## Prompt
Return all of the entries word for word, but omit the pictures they contain.

begin Extracted records

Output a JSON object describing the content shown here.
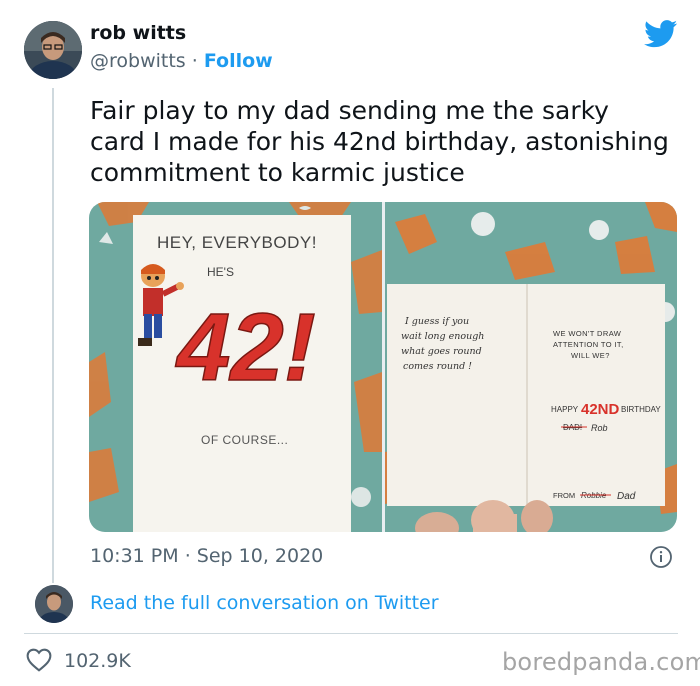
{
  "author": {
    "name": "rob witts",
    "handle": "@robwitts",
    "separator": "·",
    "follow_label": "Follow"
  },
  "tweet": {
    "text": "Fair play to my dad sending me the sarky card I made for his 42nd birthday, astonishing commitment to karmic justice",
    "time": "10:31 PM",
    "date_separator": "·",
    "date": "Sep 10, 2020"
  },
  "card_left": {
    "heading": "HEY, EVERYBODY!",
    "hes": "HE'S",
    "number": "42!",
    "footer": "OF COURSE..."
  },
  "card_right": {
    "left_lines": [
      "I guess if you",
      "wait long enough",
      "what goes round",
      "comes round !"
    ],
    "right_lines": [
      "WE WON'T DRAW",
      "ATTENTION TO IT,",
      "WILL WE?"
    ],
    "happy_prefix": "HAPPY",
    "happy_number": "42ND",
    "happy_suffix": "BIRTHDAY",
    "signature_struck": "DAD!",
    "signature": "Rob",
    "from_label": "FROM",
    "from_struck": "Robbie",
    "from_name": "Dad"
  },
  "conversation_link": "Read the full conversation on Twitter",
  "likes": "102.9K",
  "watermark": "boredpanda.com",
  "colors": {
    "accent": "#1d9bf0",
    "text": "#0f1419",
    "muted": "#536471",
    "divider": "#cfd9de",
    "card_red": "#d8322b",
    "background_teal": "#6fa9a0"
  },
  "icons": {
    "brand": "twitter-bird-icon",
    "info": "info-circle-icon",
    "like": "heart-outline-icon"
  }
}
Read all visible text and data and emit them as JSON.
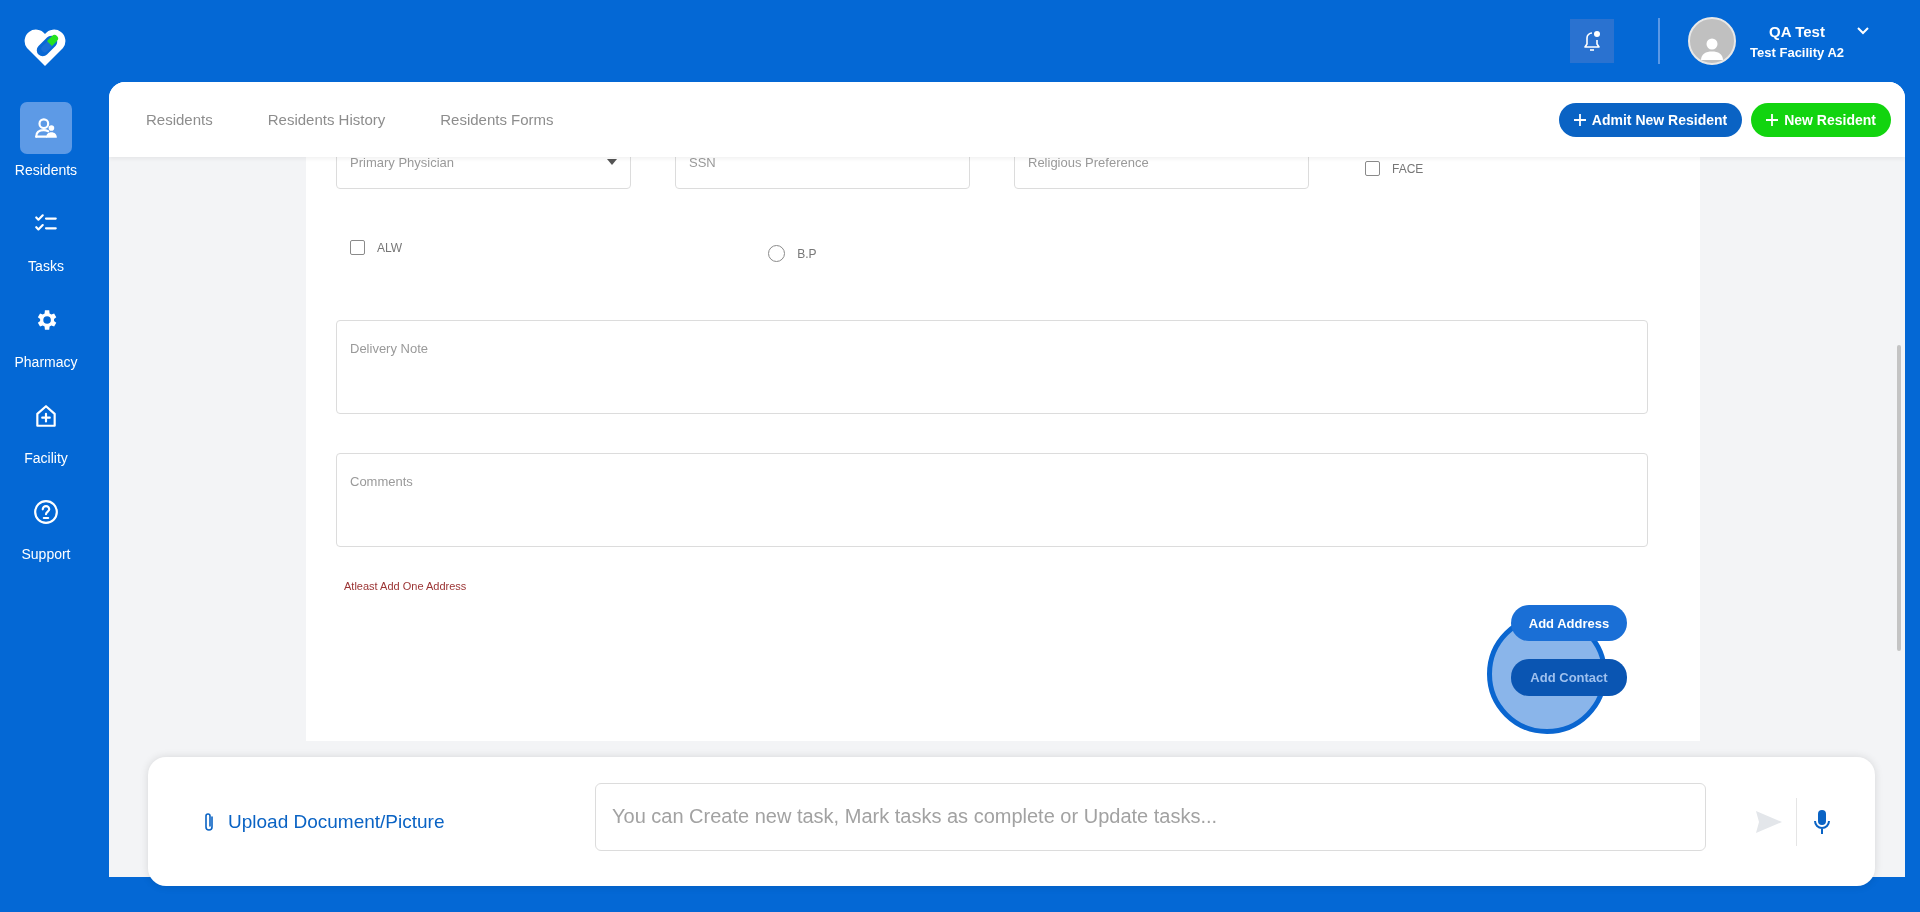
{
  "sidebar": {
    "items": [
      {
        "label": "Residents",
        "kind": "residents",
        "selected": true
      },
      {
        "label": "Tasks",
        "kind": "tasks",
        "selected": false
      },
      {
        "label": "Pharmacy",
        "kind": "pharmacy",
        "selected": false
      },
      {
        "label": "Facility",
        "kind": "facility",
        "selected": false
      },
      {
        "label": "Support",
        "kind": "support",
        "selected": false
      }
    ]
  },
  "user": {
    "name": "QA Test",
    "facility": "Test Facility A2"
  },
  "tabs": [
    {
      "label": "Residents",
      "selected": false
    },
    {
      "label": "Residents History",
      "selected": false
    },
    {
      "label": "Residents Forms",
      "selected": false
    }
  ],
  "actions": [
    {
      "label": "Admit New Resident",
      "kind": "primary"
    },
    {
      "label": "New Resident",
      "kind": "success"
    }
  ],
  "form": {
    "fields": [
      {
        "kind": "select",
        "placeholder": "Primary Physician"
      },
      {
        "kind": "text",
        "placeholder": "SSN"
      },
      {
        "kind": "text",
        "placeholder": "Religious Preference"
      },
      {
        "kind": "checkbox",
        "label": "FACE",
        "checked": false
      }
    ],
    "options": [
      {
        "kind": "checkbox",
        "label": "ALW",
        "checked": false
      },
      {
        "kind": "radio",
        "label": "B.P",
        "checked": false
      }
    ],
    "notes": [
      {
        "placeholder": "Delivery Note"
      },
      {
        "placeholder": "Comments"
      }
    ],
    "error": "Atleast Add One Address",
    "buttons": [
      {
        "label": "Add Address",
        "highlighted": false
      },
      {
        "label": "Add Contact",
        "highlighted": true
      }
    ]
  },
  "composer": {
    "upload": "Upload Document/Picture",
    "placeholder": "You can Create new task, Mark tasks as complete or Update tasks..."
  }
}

end Extracted records

## Output of the task
Output a JSON object describing the content shown here.
{
  "author": {
    "name": "rob witts",
    "handle": "@robwitts",
    "separator": "·",
    "follow_label": "Follow"
  },
  "tweet": {
    "text": "Fair play to my dad sending me the sarky card I made for his 42nd birthday, astonishing commitment to karmic justice",
    "time": "10:31 PM",
    "date_separator": "·",
    "date": "Sep 10, 2020"
  },
  "card_left": {
    "heading": "HEY, EVERYBODY!",
    "hes": "HE'S",
    "number": "42!",
    "footer": "OF COURSE..."
  },
  "card_right": {
    "left_lines": [
      "I guess if you",
      "wait long enough",
      "what goes round",
      "comes round !"
    ],
    "right_lines": [
      "WE WON'T DRAW",
      "ATTENTION TO IT,",
      "WILL WE?"
    ],
    "happy_prefix": "HAPPY",
    "happy_number": "42ND",
    "happy_suffix": "BIRTHDAY",
    "signature_struck": "DAD!",
    "signature": "Rob",
    "from_label": "FROM",
    "from_struck": "Robbie",
    "from_name": "Dad"
  },
  "conversation_link": "Read the full conversation on Twitter",
  "likes": "102.9K",
  "watermark": "boredpanda.com",
  "colors": {
    "accent": "#1d9bf0",
    "text": "#0f1419",
    "muted": "#536471",
    "divider": "#cfd9de",
    "card_red": "#d8322b",
    "background_teal": "#6fa9a0"
  },
  "icons": {
    "brand": "twitter-bird-icon",
    "info": "info-circle-icon",
    "like": "heart-outline-icon"
  }
}
Read all visible text and data and emit them as JSON.
{
  "sidebar": {
    "items": [
      {
        "label": "Residents",
        "kind": "residents",
        "selected": true
      },
      {
        "label": "Tasks",
        "kind": "tasks",
        "selected": false
      },
      {
        "label": "Pharmacy",
        "kind": "pharmacy",
        "selected": false
      },
      {
        "label": "Facility",
        "kind": "facility",
        "selected": false
      },
      {
        "label": "Support",
        "kind": "support",
        "selected": false
      }
    ]
  },
  "user": {
    "name": "QA Test",
    "facility": "Test Facility A2"
  },
  "tabs": [
    {
      "label": "Residents",
      "selected": false
    },
    {
      "label": "Residents History",
      "selected": false
    },
    {
      "label": "Residents Forms",
      "selected": false
    }
  ],
  "actions": [
    {
      "label": "Admit New Resident",
      "kind": "primary"
    },
    {
      "label": "New Resident",
      "kind": "success"
    }
  ],
  "form": {
    "fields": [
      {
        "kind": "select",
        "placeholder": "Primary Physician"
      },
      {
        "kind": "text",
        "placeholder": "SSN"
      },
      {
        "kind": "text",
        "placeholder": "Religious Preference"
      },
      {
        "kind": "checkbox",
        "label": "FACE",
        "checked": false
      }
    ],
    "options": [
      {
        "kind": "checkbox",
        "label": "ALW",
        "checked": false
      },
      {
        "kind": "radio",
        "label": "B.P",
        "checked": false
      }
    ],
    "notes": [
      {
        "placeholder": "Delivery Note"
      },
      {
        "placeholder": "Comments"
      }
    ],
    "error": "Atleast Add One Address",
    "buttons": [
      {
        "label": "Add Address",
        "highlighted": false
      },
      {
        "label": "Add Contact",
        "highlighted": true
      }
    ]
  },
  "composer": {
    "upload": "Upload Document/Picture",
    "placeholder": "You can Create new task, Mark tasks as complete or Update tasks..."
  }
}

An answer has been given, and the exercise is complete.